### TASK:
Write out the entire listing below exactly, with the pictures left out.

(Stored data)
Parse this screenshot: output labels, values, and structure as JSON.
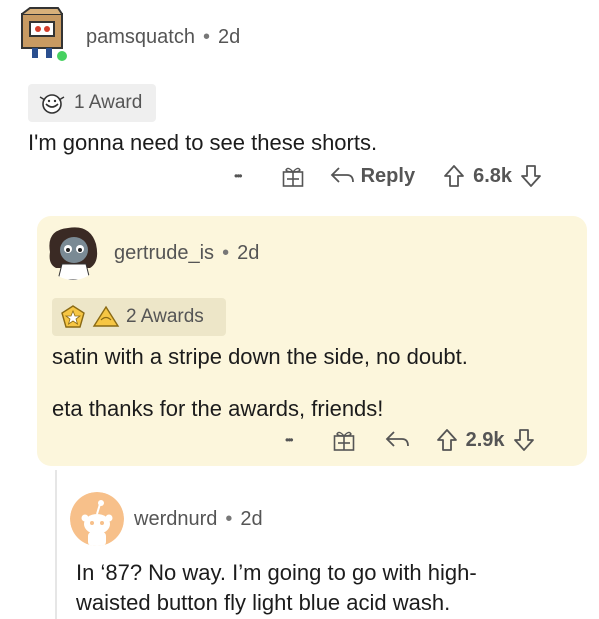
{
  "comments": [
    {
      "username": "pamsquatch",
      "separator": "•",
      "age": "2d",
      "awards_label": "1 Award",
      "text": "I'm gonna need to see these shorts.",
      "more": "•••",
      "reply_label": "Reply",
      "score": "6.8k"
    },
    {
      "username": "gertrude_is",
      "separator": "•",
      "age": "2d",
      "awards_label": "2 Awards",
      "text_1": "satin with a stripe down the side, no doubt.",
      "text_2": "eta thanks for the awards, friends!",
      "more": "•••",
      "score": "2.9k",
      "highlight_color": "#fcf6dc"
    },
    {
      "username": "werdnurd",
      "separator": "•",
      "age": "2d",
      "text_1": "In ‘87? No way. I’m going to go with high-",
      "text_2": "waisted button fly light blue acid wash."
    }
  ],
  "icons": {
    "online_indicator_color": "#46d160",
    "snoo_avatar_bg": "#f7c08a"
  }
}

### EXERCISE SOLUTION:
Parse this screenshot: output labels, values, and structure as JSON.
{
  "comments": [
    {
      "username": "pamsquatch",
      "separator": "•",
      "age": "2d",
      "awards_label": "1 Award",
      "text": "I'm gonna need to see these shorts.",
      "more": "•••",
      "reply_label": "Reply",
      "score": "6.8k"
    },
    {
      "username": "gertrude_is",
      "separator": "•",
      "age": "2d",
      "awards_label": "2 Awards",
      "text_1": "satin with a stripe down the side, no doubt.",
      "text_2": "eta thanks for the awards, friends!",
      "more": "•••",
      "score": "2.9k",
      "highlight_color": "#fcf6dc"
    },
    {
      "username": "werdnurd",
      "separator": "•",
      "age": "2d",
      "text_1": "In ‘87? No way. I’m going to go with high-",
      "text_2": "waisted button fly light blue acid wash."
    }
  ],
  "icons": {
    "online_indicator_color": "#46d160",
    "snoo_avatar_bg": "#f7c08a"
  }
}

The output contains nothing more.